*** Sélection
Hebdostrie - Saison 2, épisode 2

C’était le grand feuilleton de la semaine : la diffusion, dimanche 18 septembre, de 90 vidéos issues du développement de Grand Theft Auto 6. Le responsable, un pirate informatique qui revendique également une récente attaque contre Uber, a alors cherché à négocier des sommes d’argent en échange de ce qu’il prétend posséder : le code source de GTA5 et GTA6. Depuis, le FBI a annoncé l’ouverture d’une enquête et la police londonienne a arrêté un jeune hacker de 17 ans, en lien avec les faits. Derrière toute cette histoire loin d’être terminée, on va surtout revenir sur le développement particulier de ce qui est sans doute le jeu le plus attendu au monde, et depuis un bon moment déjà.

L’amélioration des conditions de travail

Concrètement, cette fuite ne nous apprenait pas grand-chose. Impossible d’en tirer la moindre conclusion, tant tout ce qu’on a vu, du gameplay à l’apparence visuelle en passant par le déroulement des missions ou la narration, peut radicalement changer d’ici à la sortie. À vrai dire, ces vidéos ne deviendront un matériel intéressant qu’une fois le produit fini commercialisé, pour constater l’évolution et se lancer dans l’exercice des comparaisons.

En revanche, deux mois plus tôt, on avait des révélations un peu plus concrètes de la part de Bloomberg, évoquant notamment le choix de Miami (ou plutôt, son équivalent dans l’univers de GTA, à savoir Vice City) comme cadre, ainsi qu’un duo mixte en guise de protagoniste qui s’inspire du couple mythique Bonnie & Clyde. Mais les vrais aspects intéressants révélés par Bloomberg concernaient l’état du développement et l’ambiance au sein de celui-ci – à savoir la cuisine interne qui n’est pas vouée à être divulguée de manière officielle.

Et pour une fois, les nouvelles à ce sujet sont plutôt bonnes. Il y est question de remise en question du fonctionnement interne, nourri par de multiples polémiques – particulièrement celle des semaines de 100 heures – et ainsi de conditions de travail qui se veulent bien meilleures. Des travailleurs indépendants qui obtiennent des statuts de salariés à plein temps, des responsables accusés de comportements abusifs poussés vers la sortie, des heures supplémentaires mieux maîtrisées et compensées par des temps de repos, et l’engagement de ne pas faire de crunch (même si, on connaît la chanson, il vaut mieux attendre la fin du projet pour observer ce qu’il en est vraiment).
******
*** Entrées répertoriées
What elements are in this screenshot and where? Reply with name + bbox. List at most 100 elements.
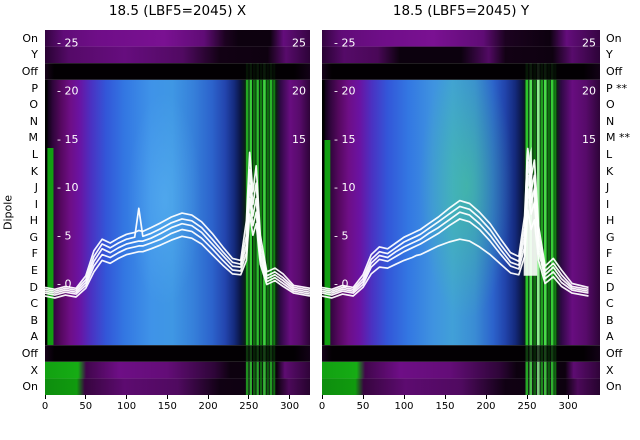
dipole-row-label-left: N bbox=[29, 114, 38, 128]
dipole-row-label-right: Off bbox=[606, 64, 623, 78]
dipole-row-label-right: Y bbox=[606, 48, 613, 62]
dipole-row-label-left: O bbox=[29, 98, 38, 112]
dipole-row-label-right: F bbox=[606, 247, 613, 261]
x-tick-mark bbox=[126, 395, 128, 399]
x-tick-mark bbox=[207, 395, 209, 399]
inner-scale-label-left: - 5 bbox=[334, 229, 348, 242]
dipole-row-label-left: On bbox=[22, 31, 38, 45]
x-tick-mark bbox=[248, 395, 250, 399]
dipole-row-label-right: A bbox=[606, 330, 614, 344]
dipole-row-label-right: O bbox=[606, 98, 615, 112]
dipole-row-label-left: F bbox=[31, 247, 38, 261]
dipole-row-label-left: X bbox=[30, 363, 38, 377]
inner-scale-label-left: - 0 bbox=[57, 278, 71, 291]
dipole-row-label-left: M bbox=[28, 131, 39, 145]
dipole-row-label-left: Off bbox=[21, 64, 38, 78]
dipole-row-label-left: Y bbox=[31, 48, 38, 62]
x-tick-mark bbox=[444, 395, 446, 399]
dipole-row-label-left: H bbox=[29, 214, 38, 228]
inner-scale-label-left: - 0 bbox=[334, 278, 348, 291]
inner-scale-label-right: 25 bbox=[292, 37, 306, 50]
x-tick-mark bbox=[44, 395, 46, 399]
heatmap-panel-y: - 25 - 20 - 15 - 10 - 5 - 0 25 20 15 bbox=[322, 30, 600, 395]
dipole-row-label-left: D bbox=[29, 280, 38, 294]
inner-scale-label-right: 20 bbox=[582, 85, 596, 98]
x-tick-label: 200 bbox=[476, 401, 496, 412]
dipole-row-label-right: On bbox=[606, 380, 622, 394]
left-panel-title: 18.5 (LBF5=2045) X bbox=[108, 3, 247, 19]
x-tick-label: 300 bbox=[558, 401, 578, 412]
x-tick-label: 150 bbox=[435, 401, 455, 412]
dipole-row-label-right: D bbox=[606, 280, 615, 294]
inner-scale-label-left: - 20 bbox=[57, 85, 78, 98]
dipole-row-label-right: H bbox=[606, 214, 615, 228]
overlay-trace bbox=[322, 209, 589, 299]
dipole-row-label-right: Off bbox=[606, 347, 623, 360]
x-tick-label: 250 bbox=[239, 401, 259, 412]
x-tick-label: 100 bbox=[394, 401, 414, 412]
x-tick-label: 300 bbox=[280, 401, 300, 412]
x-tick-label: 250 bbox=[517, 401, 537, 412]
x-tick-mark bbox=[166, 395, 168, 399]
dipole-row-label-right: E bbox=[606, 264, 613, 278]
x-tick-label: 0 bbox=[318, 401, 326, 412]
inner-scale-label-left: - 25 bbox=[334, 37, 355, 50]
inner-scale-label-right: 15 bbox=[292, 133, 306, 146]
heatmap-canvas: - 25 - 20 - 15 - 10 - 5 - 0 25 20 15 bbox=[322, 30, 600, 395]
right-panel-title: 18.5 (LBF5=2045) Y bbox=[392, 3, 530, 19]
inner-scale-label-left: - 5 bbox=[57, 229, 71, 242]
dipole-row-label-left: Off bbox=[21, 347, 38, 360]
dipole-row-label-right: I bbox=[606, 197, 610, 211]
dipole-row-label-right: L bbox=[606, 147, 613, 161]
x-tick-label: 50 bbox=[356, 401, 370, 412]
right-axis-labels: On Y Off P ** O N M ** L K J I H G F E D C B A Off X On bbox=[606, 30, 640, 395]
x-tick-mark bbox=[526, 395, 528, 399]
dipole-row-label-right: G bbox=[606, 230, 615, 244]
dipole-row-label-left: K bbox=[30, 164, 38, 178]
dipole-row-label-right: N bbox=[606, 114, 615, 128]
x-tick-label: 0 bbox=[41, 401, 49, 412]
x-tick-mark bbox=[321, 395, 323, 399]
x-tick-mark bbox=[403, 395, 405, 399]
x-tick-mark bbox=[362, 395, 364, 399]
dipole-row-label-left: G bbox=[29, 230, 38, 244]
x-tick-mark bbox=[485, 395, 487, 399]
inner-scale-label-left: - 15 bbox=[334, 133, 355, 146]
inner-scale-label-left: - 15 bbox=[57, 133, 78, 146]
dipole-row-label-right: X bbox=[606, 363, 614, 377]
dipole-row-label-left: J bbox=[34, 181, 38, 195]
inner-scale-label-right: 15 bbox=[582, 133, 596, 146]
******
#### [Tâches à réaliser]
(1) D'après la sélection, quel âge a le hacker arrêté par la police londonienne ?
(2) Recopiez, s'il vous plaît, le passage de la sélection qui commence à « En revanche, deux » et se termine à « de manière officielle. ».

#### [Réponses par tâche]
(1) Il a 17 ans.

(2)
En revanche, deux mois plus tôt, on avait des révélations un peu plus concrètes de la part de Bloomberg, évoquant notamment le choix de Miami (ou plutôt, son équivalent dans l’univers de GTA, à savoir Vice City) comme cadre, ainsi qu’un duo mixte en guise de protagoniste qui s’inspire du couple mythique Bonnie & Clyde. Mais les vrais aspects intéressants révélés par Bloomberg concernaient l’état du développement et l’ambiance au sein de celui-ci – à savoir la cuisine interne qui n’est pas vouée à être divulguée de manière officielle.